> _Quoted text_:
XQuery/Generating PDF from XSL-FO files
[edit] Motivation
You want to generate documents with precise page layout from XML documents, for example to PDF.
[edit] Approach
Typically, the steps required to generate a PDF document are:
- retrieve or compute the base XML document
- transform to XSL-FO, perhaps using XSL
- transform the XSL-FO to PDF using Apache FOP
[edit] Method
We will use a built-in function to convert XSL-FO into PDF. (See Installing the XSL-FO module if this module is not installed and configured.)
[edit] Using the xslfo:render() function
The function is the xslfo:render(). It has the following structure:
let $pdf-binary := xslfo:render($input-xml-fo-document, 'application/pdf', $parameters)

> _Information supplied_:
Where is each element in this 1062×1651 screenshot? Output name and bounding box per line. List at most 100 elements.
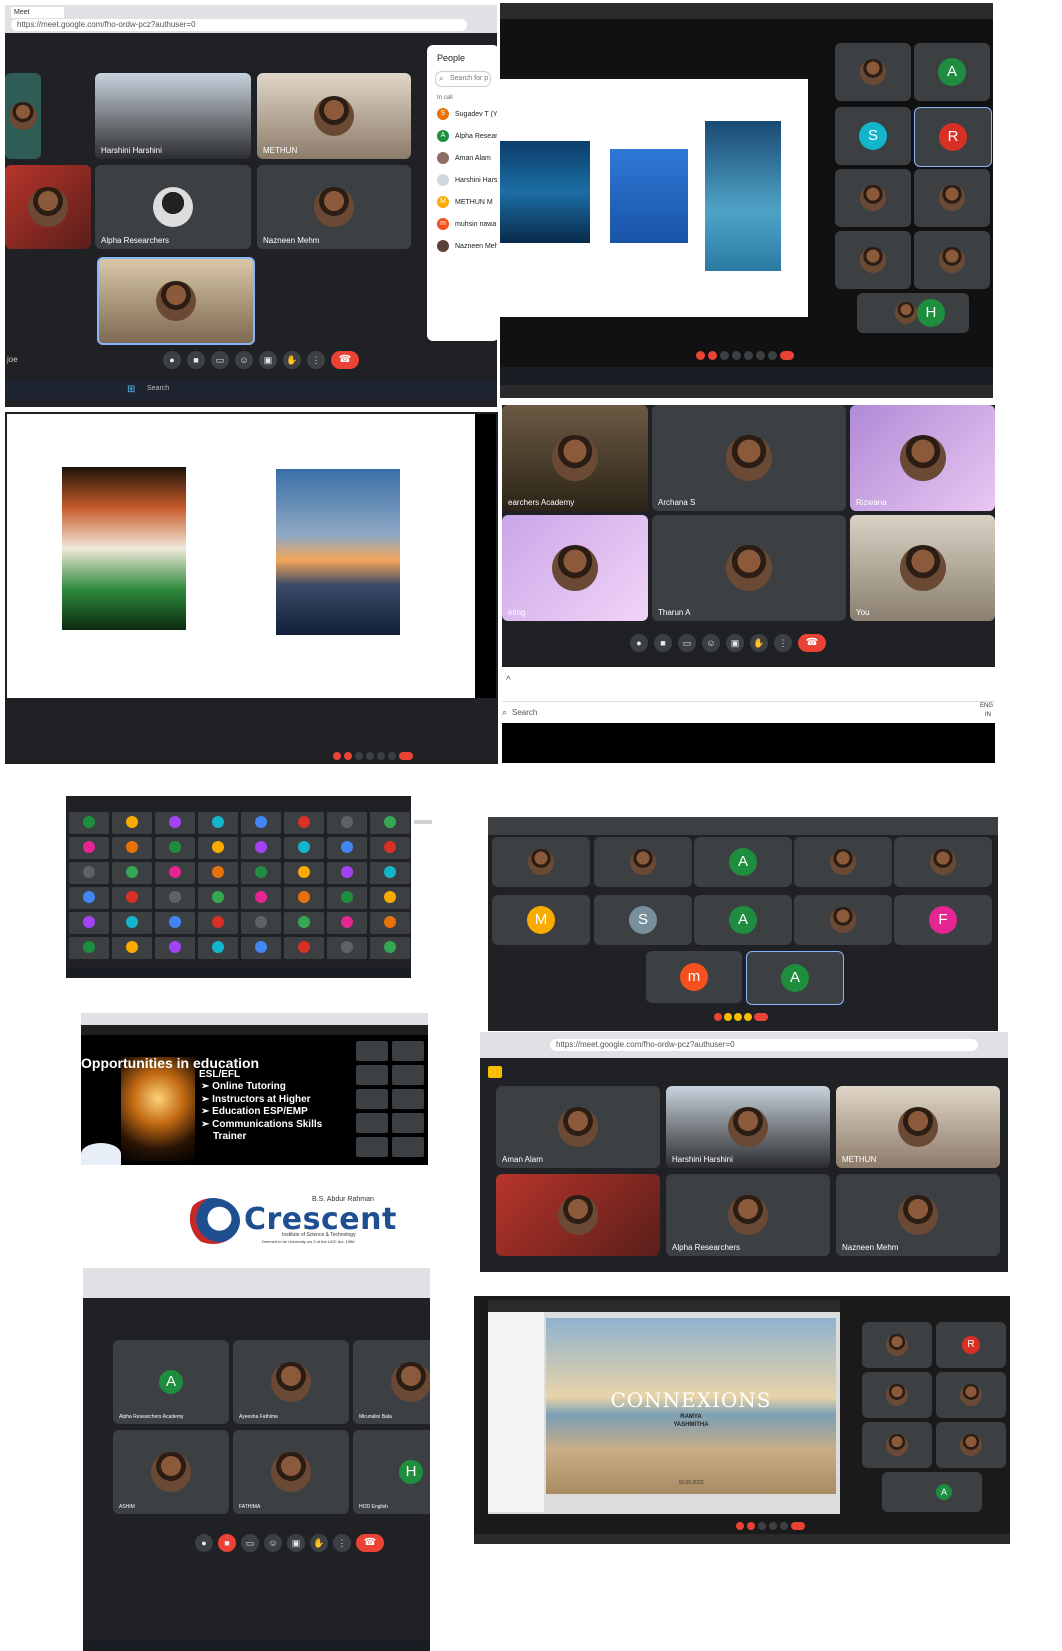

> _Written task_:
Extend the XQuery write-up on generating PDF from XSL-FO files, starting right after its xslfo:render() example.

> _Exercise answer_:
This file can be saved directly to the XML file system. It will be stored as a non-searchable binary.
You can then view this directly by providing a link to the file or you can send it directly to the browser by using the response:stream-binary() function as follows:
return response:stream-binary($pdf-binary, 'application/pdf', 'myGeneratedPDF.pdf')
[edit] Example XQuery to Generate PDF
The following program will generate a PDF document with the text "Hello World".
xquery version "1.0"; declare namespace fo="http://www.w3.org/1999/XSL/Format"; declare namespace xslfo="http://exist-db.org/xquery/xslfo"; let $fo := <fo:root xmlns:fo="http://www.w3.org/1999/XSL/Format"> <fo:layout-master-set> <fo:simple-page-master master-name="my-page"> <fo:region-body margin="1in"/> </fo:simple-page-master> </fo:layout-master-set> <fo:page-sequence master-reference="my-page"> <fo:flow flow-name="xsl-region-body"> <fo:block>Hello World!</fo:block> </fo:flow> </fo:page-sequence> </fo:root> let $pdf := xslfo:render($fo, "application/pdf", ()) return response:stream-binary($pdf, "application/pdf", "output.pdf")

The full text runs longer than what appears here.